_Instruction_. Copy every record below, exactly as written.
— Start of Data for processing —
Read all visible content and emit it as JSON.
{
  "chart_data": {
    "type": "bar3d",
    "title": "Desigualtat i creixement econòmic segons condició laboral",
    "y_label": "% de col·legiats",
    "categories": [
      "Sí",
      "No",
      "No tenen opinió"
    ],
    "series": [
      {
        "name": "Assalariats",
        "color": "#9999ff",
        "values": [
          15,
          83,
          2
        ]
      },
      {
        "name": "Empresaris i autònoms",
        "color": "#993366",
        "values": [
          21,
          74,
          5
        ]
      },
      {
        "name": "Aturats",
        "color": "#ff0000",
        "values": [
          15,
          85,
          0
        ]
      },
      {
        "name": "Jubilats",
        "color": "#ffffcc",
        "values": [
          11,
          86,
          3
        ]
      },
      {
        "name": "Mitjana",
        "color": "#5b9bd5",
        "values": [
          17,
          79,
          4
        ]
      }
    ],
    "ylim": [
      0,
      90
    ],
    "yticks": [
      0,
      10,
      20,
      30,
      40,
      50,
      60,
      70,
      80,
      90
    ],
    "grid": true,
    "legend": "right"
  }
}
— End of Data for processing —
_Answer to the exercise_.
Read all visible content and emit it as JSON.
{
  "chart_data": {
    "type": "bar3d",
    "title": "Desigualtat i creixement econòmic segons condició laboral",
    "y_label": "% de col·legiats",
    "categories": [
      "Sí",
      "No",
      "No tenen opinió"
    ],
    "series": [
      {
        "name": "Assalariats",
        "color": "#9999ff",
        "values": [
          15,
          83,
          2
        ]
      },
      {
        "name": "Empresaris i autònoms",
        "color": "#993366",
        "values": [
          21,
          74,
          5
        ]
      },
      {
        "name": "Aturats",
        "color": "#ff0000",
        "values": [
          15,
          85,
          0
        ]
      },
      {
        "name": "Jubilats",
        "color": "#ffffcc",
        "values": [
          11,
          86,
          3
        ]
      },
      {
        "name": "Mitjana",
        "color": "#5b9bd5",
        "values": [
          17,
          79,
          4
        ]
      }
    ],
    "ylim": [
      0,
      90
    ],
    "yticks": [
      0,
      10,
      20,
      30,
      40,
      50,
      60,
      70,
      80,
      90
    ],
    "grid": true,
    "legend": "right"
  }
}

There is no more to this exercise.